**EXERCISE:**
Your task is to print all of the material verbatim.

**DATASET EXTRACT:**
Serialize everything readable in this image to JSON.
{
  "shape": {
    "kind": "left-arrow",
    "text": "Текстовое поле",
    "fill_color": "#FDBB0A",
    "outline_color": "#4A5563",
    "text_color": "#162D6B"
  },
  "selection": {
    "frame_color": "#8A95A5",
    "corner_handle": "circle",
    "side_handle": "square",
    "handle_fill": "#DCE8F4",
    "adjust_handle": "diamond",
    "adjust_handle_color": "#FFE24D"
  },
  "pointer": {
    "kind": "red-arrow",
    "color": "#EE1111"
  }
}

**PROBLEM SOLUTION:**
Serialize everything readable in this image to JSON.
{
  "shape": {
    "kind": "left-arrow",
    "text": "Текстовое поле",
    "fill_color": "#FDBB0A",
    "outline_color": "#4A5563",
    "text_color": "#162D6B"
  },
  "selection": {
    "frame_color": "#8A95A5",
    "corner_handle": "circle",
    "side_handle": "square",
    "handle_fill": "#DCE8F4",
    "adjust_handle": "diamond",
    "adjust_handle_color": "#FFE24D"
  },
  "pointer": {
    "kind": "red-arrow",
    "color": "#EE1111"
  }
}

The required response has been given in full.